Quote every line below exactly and skip any picture.

Records to process:
________________________________________

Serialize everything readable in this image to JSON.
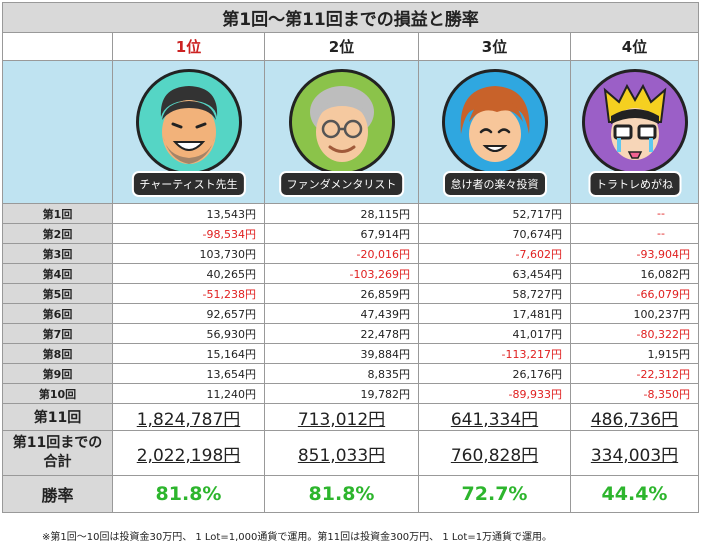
{
  "title": "第1回〜第11回までの損益と勝率",
  "ranks": [
    "1位",
    "2位",
    "3位",
    "4位"
  ],
  "traders": [
    {
      "name": "チャーティスト先生",
      "avatar_icon": "smiling-man-avatar-icon",
      "bg": "#55d5c5"
    },
    {
      "name": "ファンダメンタリスト",
      "avatar_icon": "elderly-man-avatar-icon",
      "bg": "#8bc34a"
    },
    {
      "name": "怠け者の楽々投資",
      "avatar_icon": "young-man-avatar-icon",
      "bg": "#2fa7e0"
    },
    {
      "name": "トラトレめがね",
      "avatar_icon": "glasses-crying-avatar-icon",
      "bg": "#9b5fc7"
    }
  ],
  "rounds": [
    {
      "label": "第1回",
      "values": [
        "13,543円",
        "28,115円",
        "52,717円",
        "--"
      ]
    },
    {
      "label": "第2回",
      "values": [
        "-98,534円",
        "67,914円",
        "70,674円",
        "--"
      ]
    },
    {
      "label": "第3回",
      "values": [
        "103,730円",
        "-20,016円",
        "-7,602円",
        "-93,904円"
      ]
    },
    {
      "label": "第4回",
      "values": [
        "40,265円",
        "-103,269円",
        "63,454円",
        "16,082円"
      ]
    },
    {
      "label": "第5回",
      "values": [
        "-51,238円",
        "26,859円",
        "58,727円",
        "-66,079円"
      ]
    },
    {
      "label": "第6回",
      "values": [
        "92,657円",
        "47,439円",
        "17,481円",
        "100,237円"
      ]
    },
    {
      "label": "第7回",
      "values": [
        "56,930円",
        "22,478円",
        "41,017円",
        "-80,322円"
      ]
    },
    {
      "label": "第8回",
      "values": [
        "15,164円",
        "39,884円",
        "-113,217円",
        "1,915円"
      ]
    },
    {
      "label": "第9回",
      "values": [
        "13,654円",
        "8,835円",
        "26,176円",
        "-22,312円"
      ]
    },
    {
      "label": "第10回",
      "values": [
        "11,240円",
        "19,782円",
        "-89,933円",
        "-8,350円"
      ]
    }
  ],
  "round11": {
    "label": "第11回",
    "values": [
      "1,824,787円",
      "713,012円",
      "641,334円",
      "486,736円"
    ]
  },
  "total": {
    "label_line1": "第11回までの",
    "label_line2": "合計",
    "values": [
      "2,022,198円",
      "851,033円",
      "760,828円",
      "334,003円"
    ]
  },
  "winrate": {
    "label": "勝率",
    "values": [
      "81.8%",
      "81.8%",
      "72.7%",
      "44.4%"
    ]
  },
  "footnote": "※第1回〜10回は投資金30万円、 1 Lot=1,000通貨で運用。第11回は投資金300万円、 1 Lot=1万通貨で運用。",
  "colors": {
    "negative": "#e02020",
    "winrate": "#2db52d",
    "first_rank": "#cc2222",
    "header_bg": "#d9d9d9",
    "photo_bg": "#bfe3f1"
  }
}
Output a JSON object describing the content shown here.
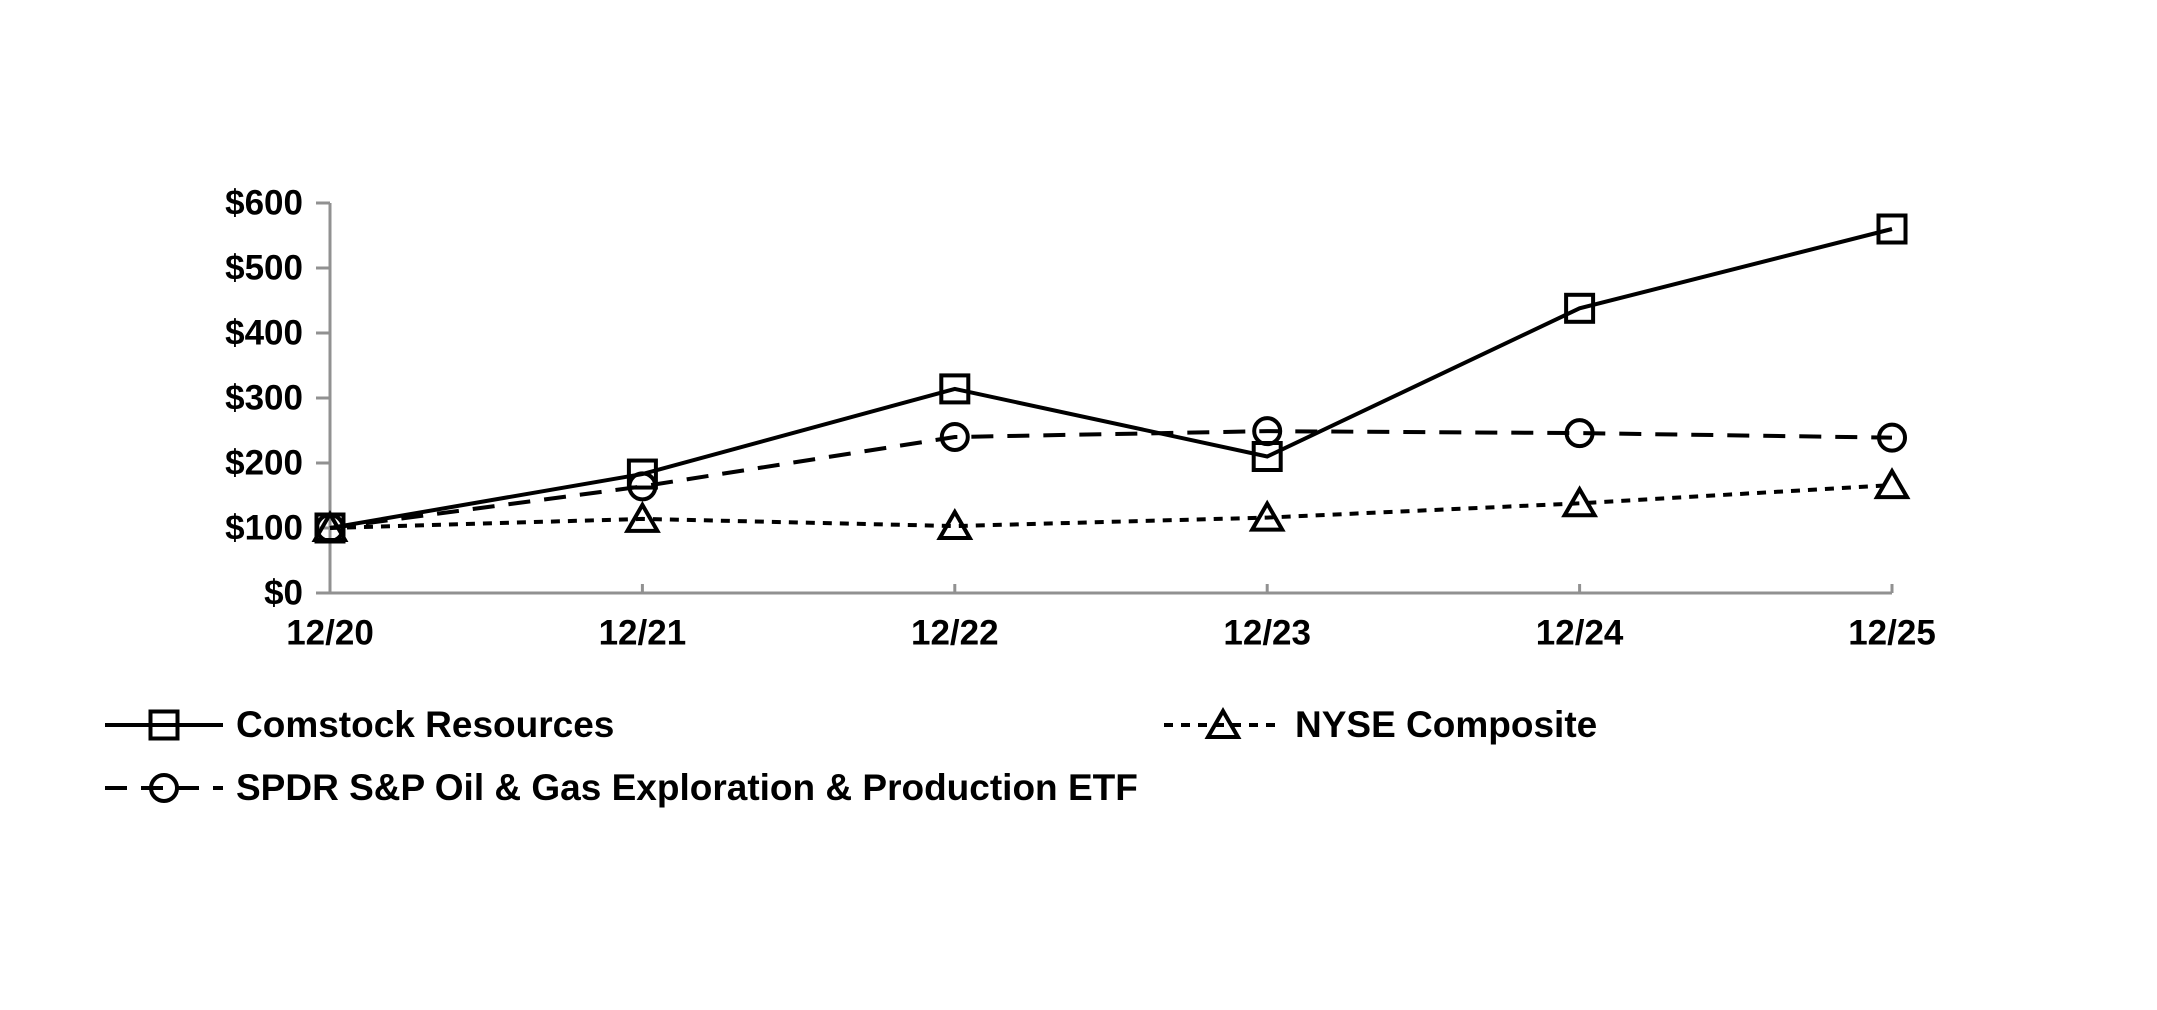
{
  "chart_data": {
    "type": "line",
    "title": "",
    "x_categories": [
      "12/20",
      "12/21",
      "12/22",
      "12/23",
      "12/24",
      "12/25"
    ],
    "y_axis": {
      "min": 0,
      "max": 600,
      "step": 100,
      "tick_labels": [
        "$0",
        "$100",
        "$200",
        "$300",
        "$400",
        "$500",
        "$600"
      ]
    },
    "grid": false,
    "legend_position": "below-chart-two-rows",
    "series": [
      {
        "id": "comstock",
        "name": "Comstock Resources",
        "marker": "square",
        "line_style": "solid",
        "values": [
          100,
          183,
          314,
          210,
          438,
          560
        ]
      },
      {
        "id": "spdr",
        "name": "SPDR S&P Oil & Gas Exploration & Production ETF",
        "marker": "circle",
        "line_style": "long-dash",
        "values": [
          100,
          164,
          240,
          249,
          246,
          239
        ]
      },
      {
        "id": "nyse",
        "name": "NYSE Composite",
        "marker": "triangle",
        "line_style": "short-dash",
        "values": [
          100,
          114,
          103,
          116,
          138,
          166
        ]
      }
    ],
    "colors": {
      "series_line": "#000000",
      "axis": "#919191",
      "text": "#000000",
      "background": "#ffffff"
    }
  }
}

________________________________________

Task result:
Serialize everything readable in this image to JSON.
{
  "title": "第1回〜第11回までの損益と勝率",
  "ranks": [
    "1位",
    "2位",
    "3位",
    "4位"
  ],
  "traders": [
    {
      "name": "チャーティスト先生",
      "avatar_icon": "smiling-man-avatar-icon",
      "bg": "#55d5c5"
    },
    {
      "name": "ファンダメンタリスト",
      "avatar_icon": "elderly-man-avatar-icon",
      "bg": "#8bc34a"
    },
    {
      "name": "怠け者の楽々投資",
      "avatar_icon": "young-man-avatar-icon",
      "bg": "#2fa7e0"
    },
    {
      "name": "トラトレめがね",
      "avatar_icon": "glasses-crying-avatar-icon",
      "bg": "#9b5fc7"
    }
  ],
  "rounds": [
    {
      "label": "第1回",
      "values": [
        "13,543円",
        "28,115円",
        "52,717円",
        "--"
      ]
    },
    {
      "label": "第2回",
      "values": [
        "-98,534円",
        "67,914円",
        "70,674円",
        "--"
      ]
    },
    {
      "label": "第3回",
      "values": [
        "103,730円",
        "-20,016円",
        "-7,602円",
        "-93,904円"
      ]
    },
    {
      "label": "第4回",
      "values": [
        "40,265円",
        "-103,269円",
        "63,454円",
        "16,082円"
      ]
    },
    {
      "label": "第5回",
      "values": [
        "-51,238円",
        "26,859円",
        "58,727円",
        "-66,079円"
      ]
    },
    {
      "label": "第6回",
      "values": [
        "92,657円",
        "47,439円",
        "17,481円",
        "100,237円"
      ]
    },
    {
      "label": "第7回",
      "values": [
        "56,930円",
        "22,478円",
        "41,017円",
        "-80,322円"
      ]
    },
    {
      "label": "第8回",
      "values": [
        "15,164円",
        "39,884円",
        "-113,217円",
        "1,915円"
      ]
    },
    {
      "label": "第9回",
      "values": [
        "13,654円",
        "8,835円",
        "26,176円",
        "-22,312円"
      ]
    },
    {
      "label": "第10回",
      "values": [
        "11,240円",
        "19,782円",
        "-89,933円",
        "-8,350円"
      ]
    }
  ],
  "round11": {
    "label": "第11回",
    "values": [
      "1,824,787円",
      "713,012円",
      "641,334円",
      "486,736円"
    ]
  },
  "total": {
    "label_line1": "第11回までの",
    "label_line2": "合計",
    "values": [
      "2,022,198円",
      "851,033円",
      "760,828円",
      "334,003円"
    ]
  },
  "winrate": {
    "label": "勝率",
    "values": [
      "81.8%",
      "81.8%",
      "72.7%",
      "44.4%"
    ]
  },
  "footnote": "※第1回〜10回は投資金30万円、 1 Lot=1,000通貨で運用。第11回は投資金300万円、 1 Lot=1万通貨で運用。",
  "colors": {
    "negative": "#e02020",
    "winrate": "#2db52d",
    "first_rank": "#cc2222",
    "header_bg": "#d9d9d9",
    "photo_bg": "#bfe3f1"
  }
}
Output a JSON object describing the content shown here.
{
  "chart_data": {
    "type": "line",
    "title": "",
    "x_categories": [
      "12/20",
      "12/21",
      "12/22",
      "12/23",
      "12/24",
      "12/25"
    ],
    "y_axis": {
      "min": 0,
      "max": 600,
      "step": 100,
      "tick_labels": [
        "$0",
        "$100",
        "$200",
        "$300",
        "$400",
        "$500",
        "$600"
      ]
    },
    "grid": false,
    "legend_position": "below-chart-two-rows",
    "series": [
      {
        "id": "comstock",
        "name": "Comstock Resources",
        "marker": "square",
        "line_style": "solid",
        "values": [
          100,
          183,
          314,
          210,
          438,
          560
        ]
      },
      {
        "id": "spdr",
        "name": "SPDR S&P Oil & Gas Exploration & Production ETF",
        "marker": "circle",
        "line_style": "long-dash",
        "values": [
          100,
          164,
          240,
          249,
          246,
          239
        ]
      },
      {
        "id": "nyse",
        "name": "NYSE Composite",
        "marker": "triangle",
        "line_style": "short-dash",
        "values": [
          100,
          114,
          103,
          116,
          138,
          166
        ]
      }
    ],
    "colors": {
      "series_line": "#000000",
      "axis": "#919191",
      "text": "#000000",
      "background": "#ffffff"
    }
  }
}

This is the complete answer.